# Work instructions:
Scan the entries below. List each line with "icon".
** start **
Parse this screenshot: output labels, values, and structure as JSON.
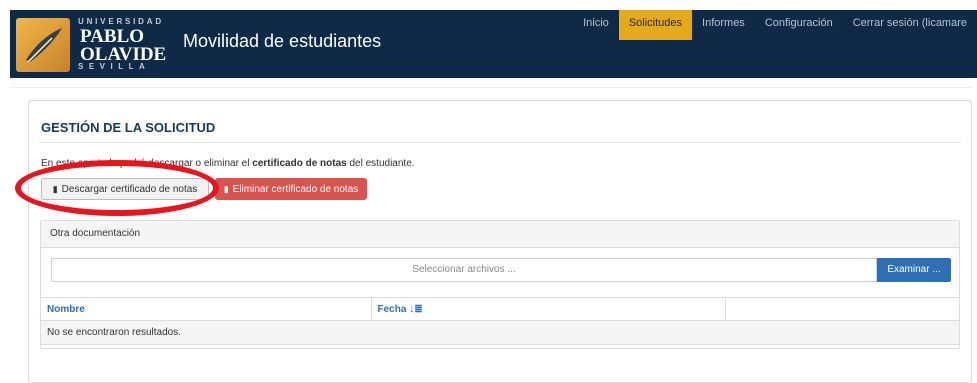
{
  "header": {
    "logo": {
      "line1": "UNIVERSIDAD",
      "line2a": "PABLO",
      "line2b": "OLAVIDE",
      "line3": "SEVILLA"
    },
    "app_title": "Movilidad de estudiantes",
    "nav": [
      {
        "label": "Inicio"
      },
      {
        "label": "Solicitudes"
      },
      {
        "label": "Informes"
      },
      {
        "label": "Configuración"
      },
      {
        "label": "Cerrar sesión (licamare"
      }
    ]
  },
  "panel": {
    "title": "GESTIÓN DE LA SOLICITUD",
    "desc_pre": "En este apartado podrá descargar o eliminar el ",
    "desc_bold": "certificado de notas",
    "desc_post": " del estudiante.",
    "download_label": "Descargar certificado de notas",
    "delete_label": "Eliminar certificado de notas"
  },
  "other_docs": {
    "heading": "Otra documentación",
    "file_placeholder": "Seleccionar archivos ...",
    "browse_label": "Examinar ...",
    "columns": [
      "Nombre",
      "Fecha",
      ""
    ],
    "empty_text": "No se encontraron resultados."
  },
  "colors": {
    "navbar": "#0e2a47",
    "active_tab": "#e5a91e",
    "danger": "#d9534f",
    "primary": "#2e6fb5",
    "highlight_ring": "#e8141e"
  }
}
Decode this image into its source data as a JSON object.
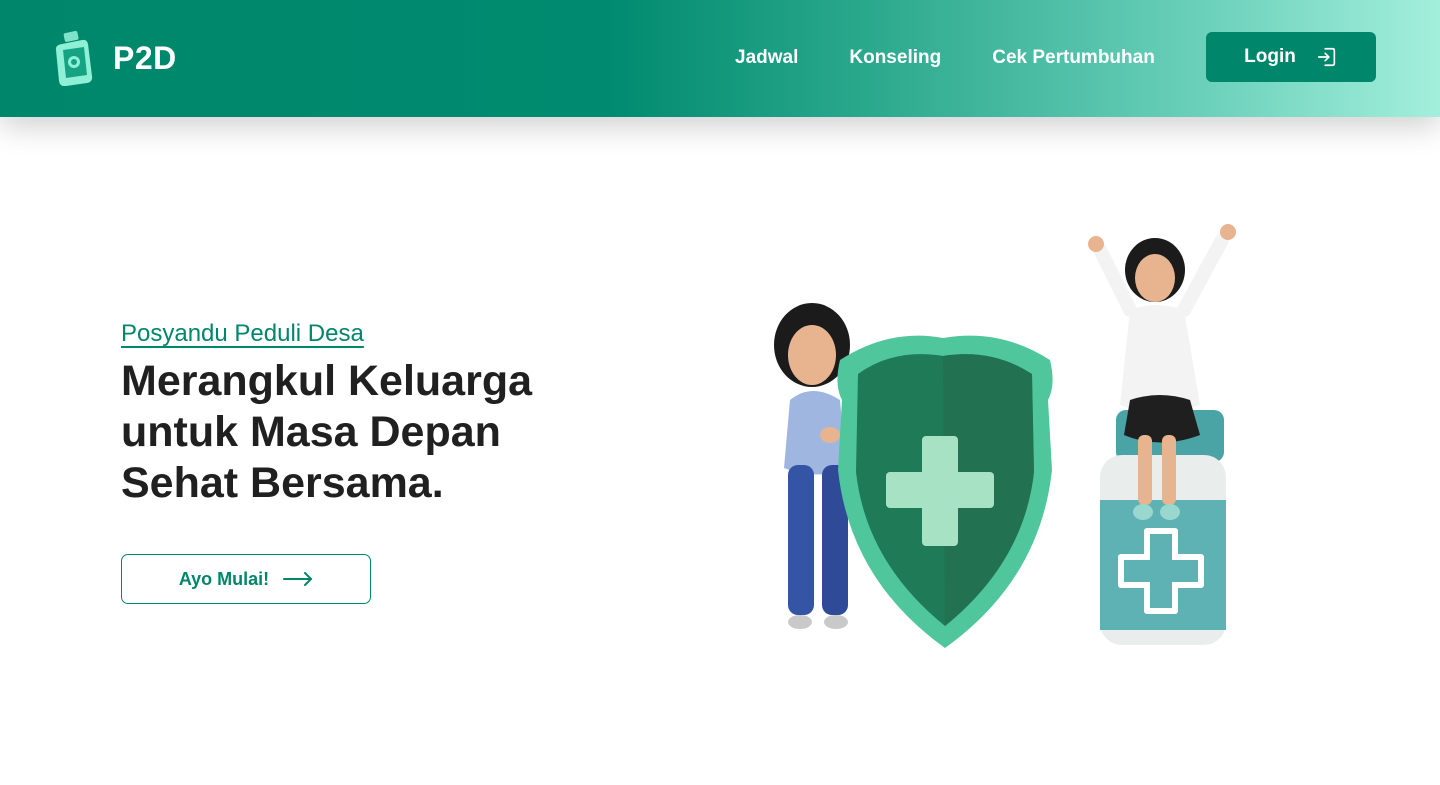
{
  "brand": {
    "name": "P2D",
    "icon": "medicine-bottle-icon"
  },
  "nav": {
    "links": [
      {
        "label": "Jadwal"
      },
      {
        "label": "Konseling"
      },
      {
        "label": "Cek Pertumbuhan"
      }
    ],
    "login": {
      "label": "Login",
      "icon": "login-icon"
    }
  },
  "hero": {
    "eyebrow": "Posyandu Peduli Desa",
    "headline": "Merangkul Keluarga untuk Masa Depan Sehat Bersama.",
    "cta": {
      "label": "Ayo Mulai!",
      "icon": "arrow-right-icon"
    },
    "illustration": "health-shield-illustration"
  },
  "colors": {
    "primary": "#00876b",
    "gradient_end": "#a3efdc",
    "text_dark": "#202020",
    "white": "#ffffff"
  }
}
** end **
# Task solution:
    "icon": "medicine-bottle-icon"
      "icon": "login-icon"
      "icon": "arrow-right-icon"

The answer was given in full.